**Problem**
Give every line again exactly as it appears, please, but not the pictures.
** START OF Data excerpts **
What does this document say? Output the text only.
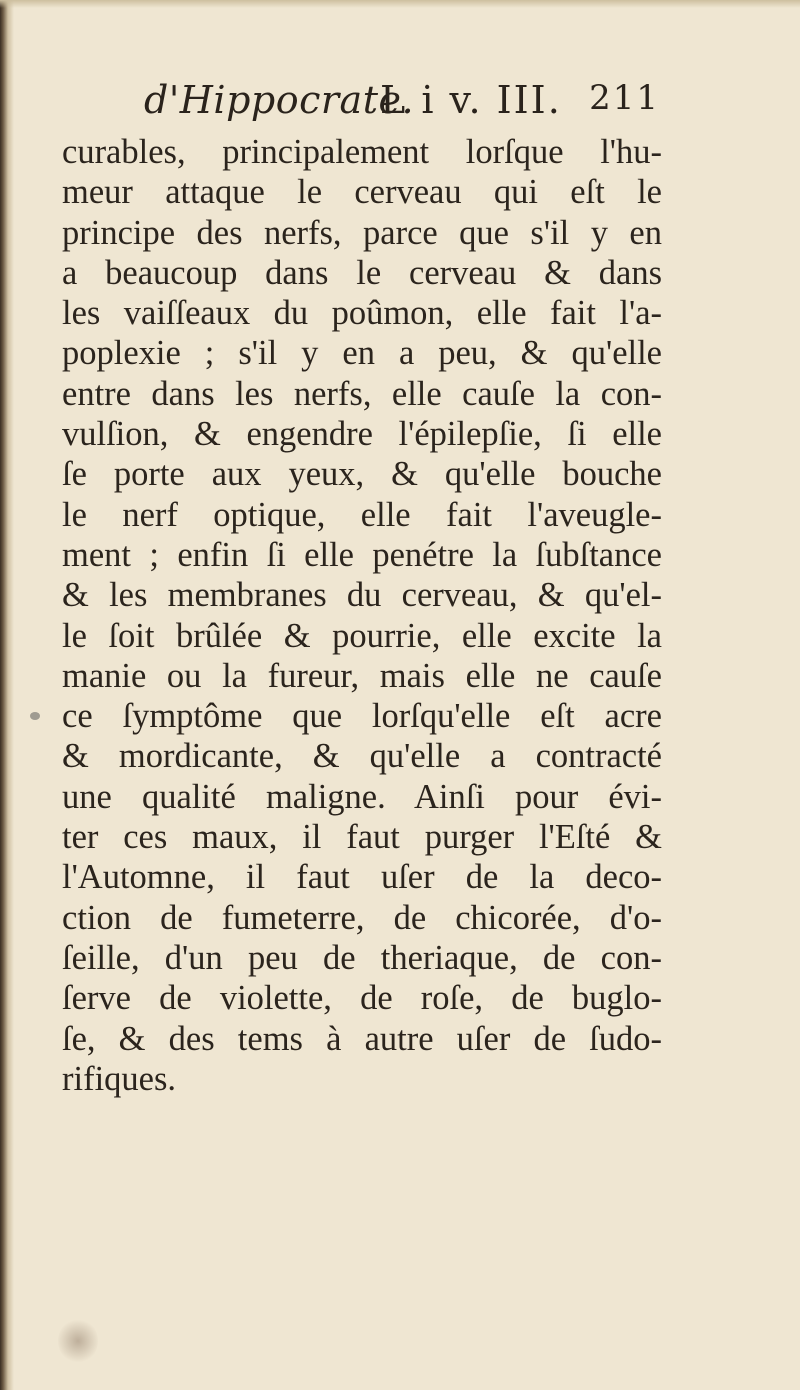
d'Hippocrate.
L i v. III. 211
curables, principalement lorſque l'hu-
meur attaque le cerveau qui eſt le
principe des nerfs, parce que s'il y en
a beaucoup dans le cerveau & dans
les vaiſſeaux du poûmon, elle fait l'a-
poplexie ; s'il y en a peu, & qu'elle
entre dans les nerfs, elle cauſe la con-
vulſion, & engendre l'épilepſie, ſi elle
ſe porte aux yeux, & qu'elle bouche
le nerf optique, elle fait l'aveugle-
ment ; enfin ſi elle penétre la ſubſtance
& les membranes du cerveau, & qu'el-
le ſoit brûlée & pourrie, elle excite la
manie ou la fureur, mais elle ne cauſe
ce ſymptôme que lorſqu'elle eſt acre
& mordicante, & qu'elle a contracté
une qualité maligne. Ainſi pour évi-
ter ces maux, il faut purger l'Eſté &
l'Automne, il faut uſer de la deco-
ction de fumeterre, de chicorée, d'o-
ſeille, d'un peu de theriaque, de con-
ſerve de violette, de roſe, de buglo-
ſe, & des tems à autre uſer de ſudo-
rifiques.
** END OF Data excerpts **
**Solution to this task**
What does this document say? Output the text only.
d'Hippocrate.
L i v. III. 211
curables, principalement lorſque l'hu-
meur attaque le cerveau qui eſt le
principe des nerfs, parce que s'il y en
a beaucoup dans le cerveau & dans
les vaiſſeaux du poûmon, elle fait l'a-
poplexie ; s'il y en a peu, & qu'elle
entre dans les nerfs, elle cauſe la con-
vulſion, & engendre l'épilepſie, ſi elle
ſe porte aux yeux, & qu'elle bouche
le nerf optique, elle fait l'aveugle-
ment ; enfin ſi elle penétre la ſubſtance
& les membranes du cerveau, & qu'el-
le ſoit brûlée & pourrie, elle excite la
manie ou la fureur, mais elle ne cauſe
ce ſymptôme que lorſqu'elle eſt acre
& mordicante, & qu'elle a contracté
une qualité maligne. Ainſi pour évi-
ter ces maux, il faut purger l'Eſté &
l'Automne, il faut uſer de la deco-
ction de fumeterre, de chicorée, d'o-
ſeille, d'un peu de theriaque, de con-
ſerve de violette, de roſe, de buglo-
ſe, & des tems à autre uſer de ſudo-
rifiques.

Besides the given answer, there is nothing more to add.